• [Source material]:

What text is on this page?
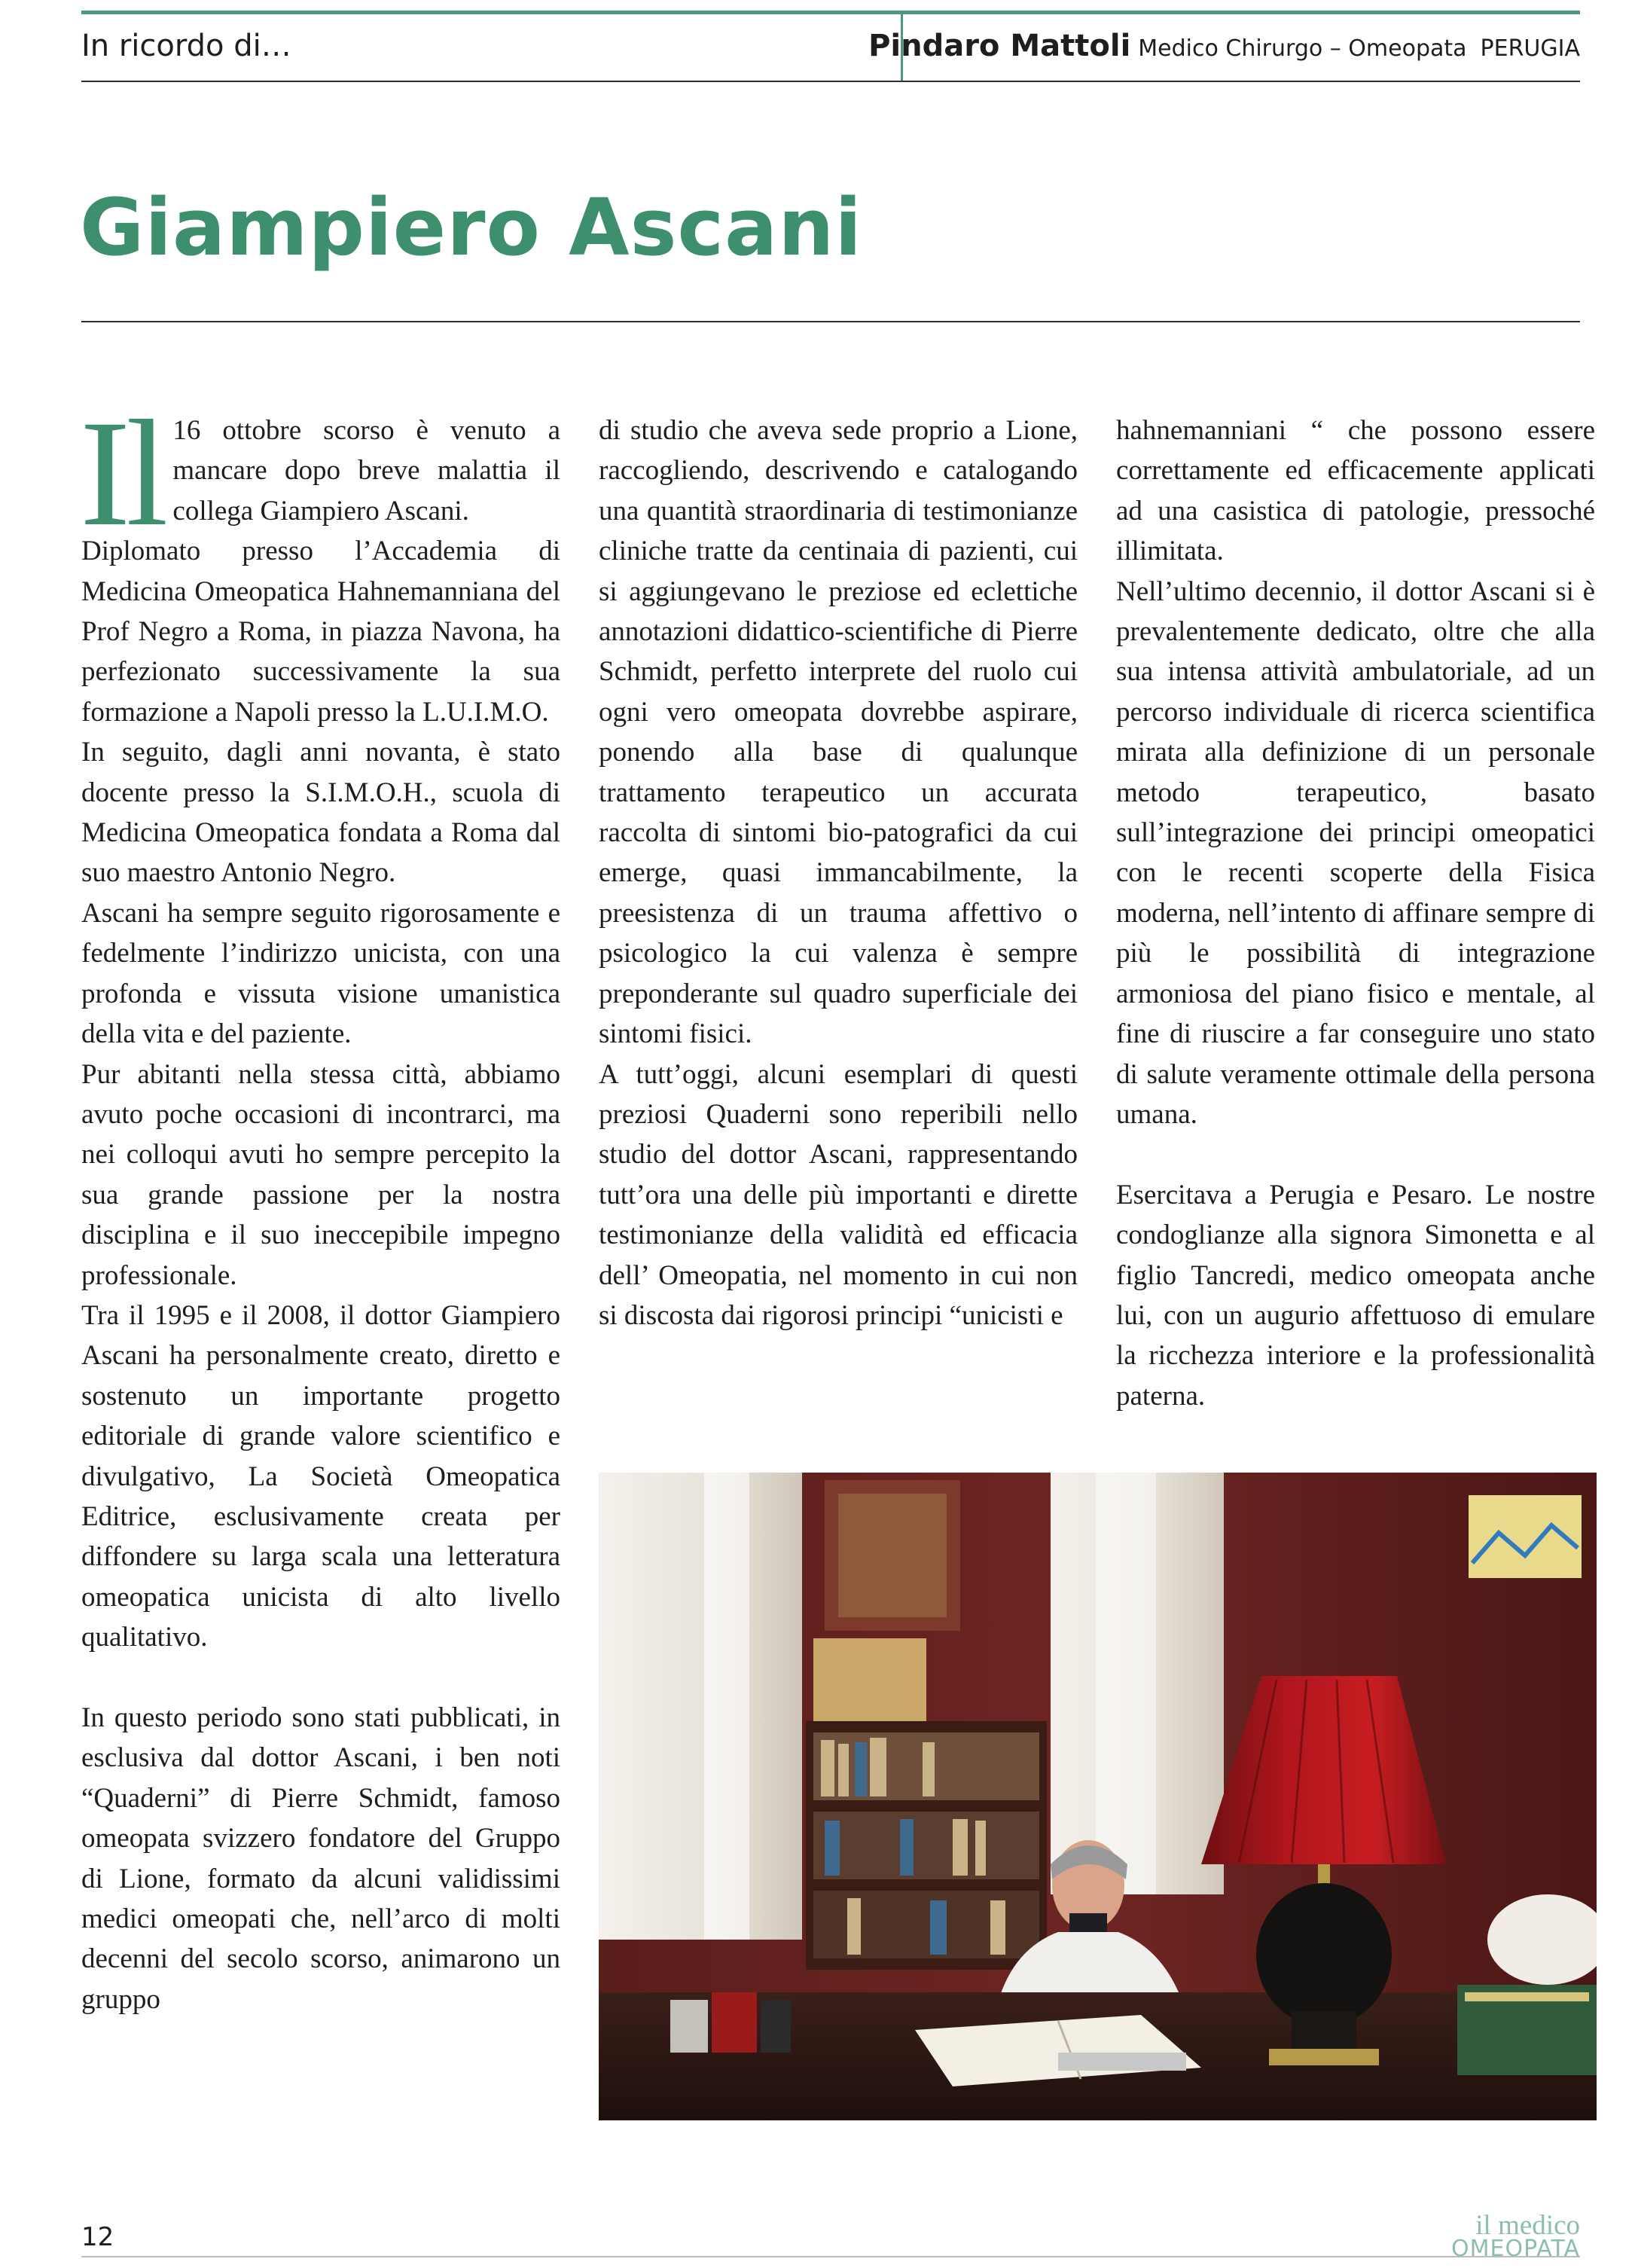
In ricordo di…	Pindaro Mattoli Medico Chirurgo – Omeopata PERUGIA
Giampiero Ascani

Il 16 ottobre scorso è venuto a mancare dopo breve malattia il collega Giampiero Ascani.

Diplomato presso l’Accademia di Medicina Omeopatica Hahnemanniana del Prof Negro a Roma, in piazza Navona, ha perfezionato successivamente la sua formazione a Napoli presso la L.U.I.M.O.

In seguito, dagli anni novanta, è stato docente presso la S.I.M.O.H., scuola di Medicina Omeopatica fondata a Roma dal suo maestro Antonio Negro.

Ascani ha sempre seguito rigorosamente e fedelmente l’indirizzo unicista, con una profonda e vissuta visione umanistica della vita e del paziente.

Pur abitanti nella stessa città, abbiamo avuto poche occasioni di incontrarci, ma nei colloqui avuti ho sempre percepito la sua grande passione per la nostra disciplina e il suo ineccepibile impegno professionale.

Tra il 1995 e il 2008, il dottor Giampiero Ascani ha personalmente creato, diretto e sostenuto un importante progetto editoriale di grande valore scientifico e divulgativo, La Società Omeopatica Editrice, esclusivamente creata per diffondere su larga scala una letteratura omeopatica unicista di alto livello qualitativo.

In questo periodo sono stati pubblicati, in esclusiva dal dottor Ascani, i ben noti “Quaderni” di Pierre Schmidt, famoso omeopata svizzero fondatore del Gruppo di Lione, formato da alcuni validissimi medici omeopati che, nell’arco di molti decenni del secolo scorso, animarono un gruppo

di studio che aveva sede proprio a Lione, raccogliendo, descrivendo e catalogando una quantità straordinaria di testimonianze cliniche tratte da centinaia di pazienti, cui si aggiungevano le preziose ed eclettiche annotazioni didattico-scientifiche di Pierre Schmidt, perfetto interprete del ruolo cui ogni vero omeopata dovrebbe aspirare, ponendo alla base di qualunque trattamento terapeutico un accurata raccolta di sintomi bio-patografici da cui emerge, quasi immancabilmente, la preesistenza di un trauma affettivo o psicologico la cui valenza è sempre preponderante sul quadro superficiale dei sintomi fisici.

A tutt’oggi, alcuni esemplari di questi preziosi Quaderni sono reperibili nello studio del dottor Ascani, rappresentando tutt’ora una delle più importanti e dirette testimonianze della validità ed efficacia dell’ Omeopatia, nel momento in cui non si discosta dai rigorosi principi “unicisti e

hahnemanniani “ che possono essere correttamente ed efficacemente applicati ad una casistica di patologie, pressoché illimitata.

Nell’ultimo decennio, il dottor Ascani si è prevalentemente dedicato, oltre che alla sua intensa attività ambulatoriale, ad un percorso individuale di ricerca scientifica mirata alla definizione di un personale metodo terapeutico, basato sull’integrazione dei principi omeopatici con le recenti scoperte della Fisica moderna, nell’intento di affinare sempre di più le possibilità di integrazione armoniosa del piano fisico e mentale, al fine di riuscire a far conseguire uno stato di salute veramente ottimale della persona umana.

Esercitava a Perugia e Pesaro. Le nostre condoglianze alla signora Simonetta e al figlio Tancredi, medico omeopata anche lui, con un augurio affettuoso di emulare la ricchezza interiore e la professionalità paterna.

12	il medico
OMEOPATA
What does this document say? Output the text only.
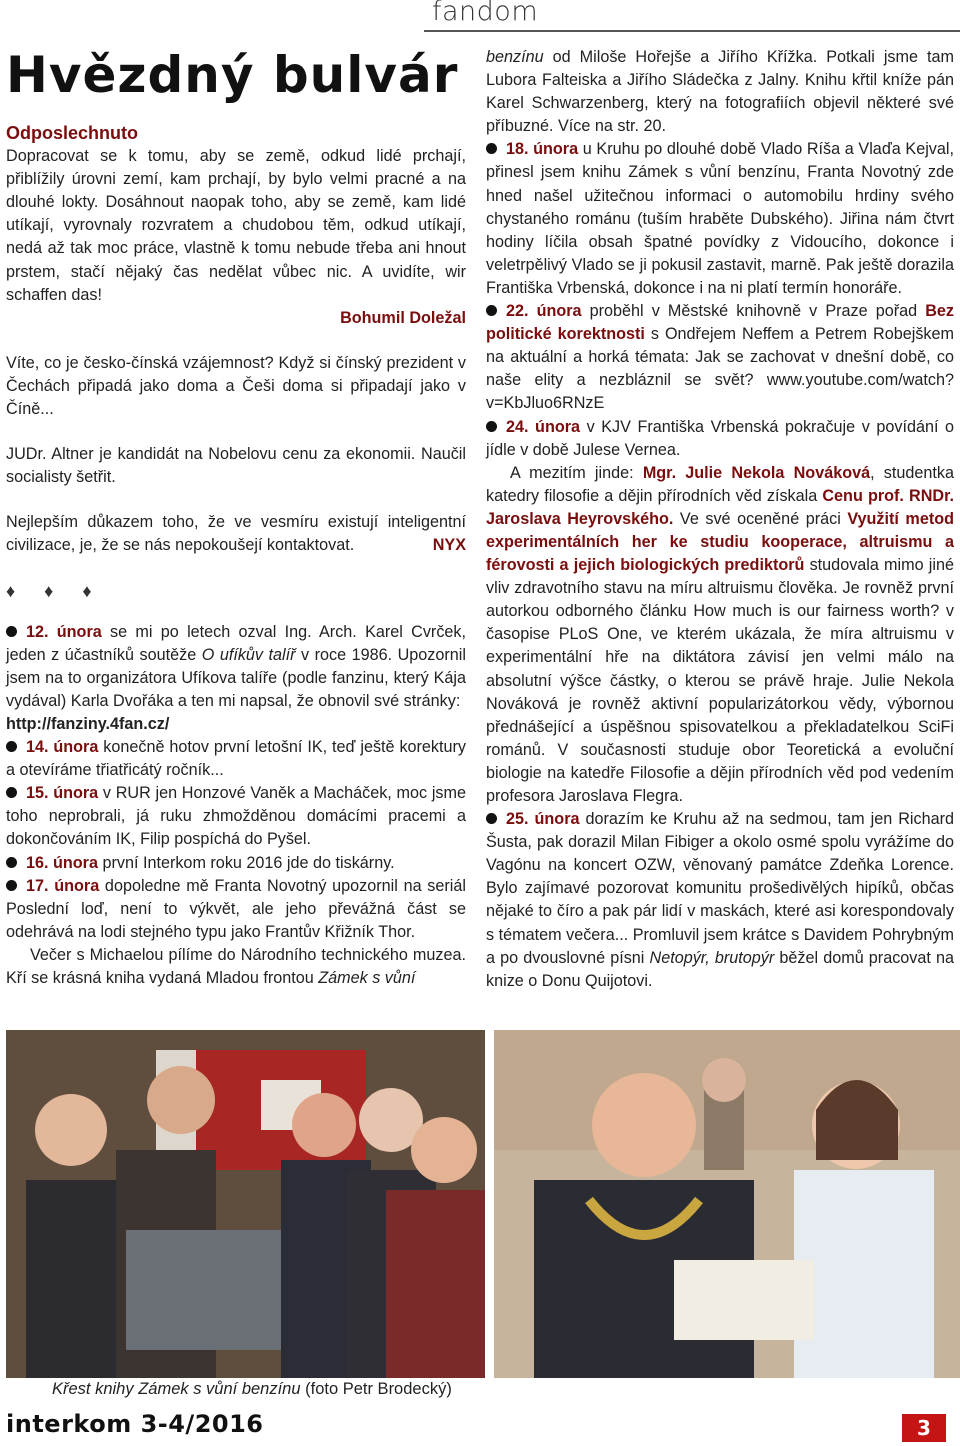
fandom
Hvězdný bulvár

Odposlechnuto

Dopracovat se k tomu, aby se země, odkud lidé prchají, přiblížily úrovni zemí, kam prchají, by bylo velmi pracné a na dlouhé lokty. Dosáhnout naopak toho, aby se země, kam lidé utíkají, vyrovnaly rozvratem a chudobou těm, odkud utíkají, nedá až tak moc práce, vlastně k tomu nebude třeba ani hnout prstem, stačí nějaký čas nedělat vůbec nic. A uvidíte, wir schaffen das!

Bohumil Doležal

Víte, co je česko-čínská vzájemnost? Když si čínský prezident v Čechách připadá jako doma a Češi doma si připadají jako v Číně...

JUDr. Altner je kandidát na Nobelovu cenu za ekonomii. Naučil socialisty šetřit.

Nejlepším důkazem toho, že ve vesmíru existují inteligentní civilizace, je, že se nás nepokoušejí kontaktovat.	NYX

♦ ♦ ♦

12. února se mi po letech ozval Ing. Arch. Karel Cvrček, jeden z účastníků soutěže O ufíkův talíř v roce 1986. Upozornil jsem na to organizátora Ufíkova talíře (podle fanzinu, který Kája vydával) Karla Dvořáka a ten mi napsal, že obnovil své stránky:

http://fanziny.4fan.cz/

14. února konečně hotov první letošní IK, teď ještě korektury a otevíráme třiatřicátý ročník...

15. února v RUR jen Honzové Vaněk a Macháček, moc jsme toho neprobrali, já ruku zhmožděnou domácími pracemi a dokončováním IK, Filip pospíchá do Pyšel.

16. února první Interkom roku 2016 jde do tiskárny.

17. února dopoledne mě Franta Novotný upozornil na seriál Poslední loď, není to výkvět, ale jeho převážná část se odehrává na lodi stejného typu jako Frantův Křižník Thor.

Večer s Michaelou pílíme do Národního technického muzea. Kří se krásná kniha vydaná Mladou frontou Zámek s vůní

benzínu od Miloše Hořejše a Jiřího Křížka. Potkali jsme tam Lubora Falteiska a Jiřího Sládečka z Jalny. Knihu křtil kníže pán Karel Schwarzenberg, který na fotografiích objevil některé své příbuzné. Více na str. 20.

18. února u Kruhu po dlouhé době Vlado Ríša a Vlaďa Kejval, přinesl jsem knihu Zámek s vůní benzínu, Franta Novotný zde hned našel užitečnou informaci o automobilu hrdiny svého chystaného románu (tuším hraběte Dubského). Jiřina nám čtvrt hodiny líčila obsah špatné povídky z Vidoucího, dokonce i veletrpělivý Vlado se ji pokusil zastavit, marně. Pak ještě dorazila Františka Vrbenská, dokonce i na ni platí termín honoráře.

22. února proběhl v Městské knihovně v Praze pořad Bez politické korektnosti s Ondřejem Neffem a Petrem Robejškem na aktuální a horká témata: Jak se zachovat v dnešní době, co naše elity a nezbláznil se svět? www.youtube.com/watch?v=KbJluo6RNzE

24. února v KJV Františka Vrbenská pokračuje v povídání o jídle v době Julese Vernea.

A mezitím jinde: Mgr. Julie Nekola Nováková, studentka katedry filosofie a dějin přírodních věd získala Cenu prof. RNDr. Jaroslava Heyrovského. Ve své oceněné práci Využití metod experimentálních her ke studiu kooperace, altruismu a férovosti a jejich biologických prediktorů studovala mimo jiné vliv zdravotního stavu na míru altruismu člověka. Je rovněž první autorkou odborného článku How much is our fairness worth? v časopise PLoS One, ve kterém ukázala, že míra altruismu v experimentální hře na diktátora závisí jen velmi málo na absolutní výšce částky, o kterou se právě hraje. Julie Nekola Nováková je rovněž aktivní popularizátorkou vědy, výbornou přednášející a úspěšnou spisovatelkou a překladatelkou SciFi románů. V současnosti studuje obor Teoretická a evoluční biologie na katedře Filosofie a dějin přírodních věd pod vedením profesora Jaroslava Flegra.

25. února dorazím ke Kruhu až na sedmou, tam jen Richard Šusta, pak dorazil Milan Fibiger a okolo osmé spolu vyrážíme do Vagónu na koncert OZW, věnovaný památce Zdeňka Lorence. Bylo zajímavé pozorovat komunitu prošedivělých hipíků, občas nějaké to číro a pak pár lidí v maskách, které asi korespondovaly s tématem večera... Promluvil jsem krátce s Davidem Pohrybným a po dvouslovné písni Netopýr, brutopýr běžel domů pracovat na knize o Donu Quijotovi.

Křest knihy Zámek s vůní benzínu (foto Petr Brodecký)
interkom 3-4/2016	3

• [Task requirements]:
Find the lines above that contain the word "Zámek" and collect them.

• [Problem solution]:
Večer s Michaelou pílíme do Národního technického muzea. Kří se krásná kniha vydaná Mladou frontou Zámek s vůní
18. února u Kruhu po dlouhé době Vlado Ríša a Vlaďa Kejval, přinesl jsem knihu Zámek s vůní benzínu, Franta Novotný zde hned našel užitečnou informaci o automobilu hrdiny svého chystaného románu (tuším hraběte Dubského). Jiřina nám čtvrt hodiny líčila obsah špatné povídky z Vidoucího, dokonce i veletrpělivý Vlado se ji pokusil zastavit, marně. Pak ještě dorazila Františka Vrbenská, dokonce i na ni platí termín honoráře.
Křest knihy Zámek s vůní benzínu (foto Petr Brodecký)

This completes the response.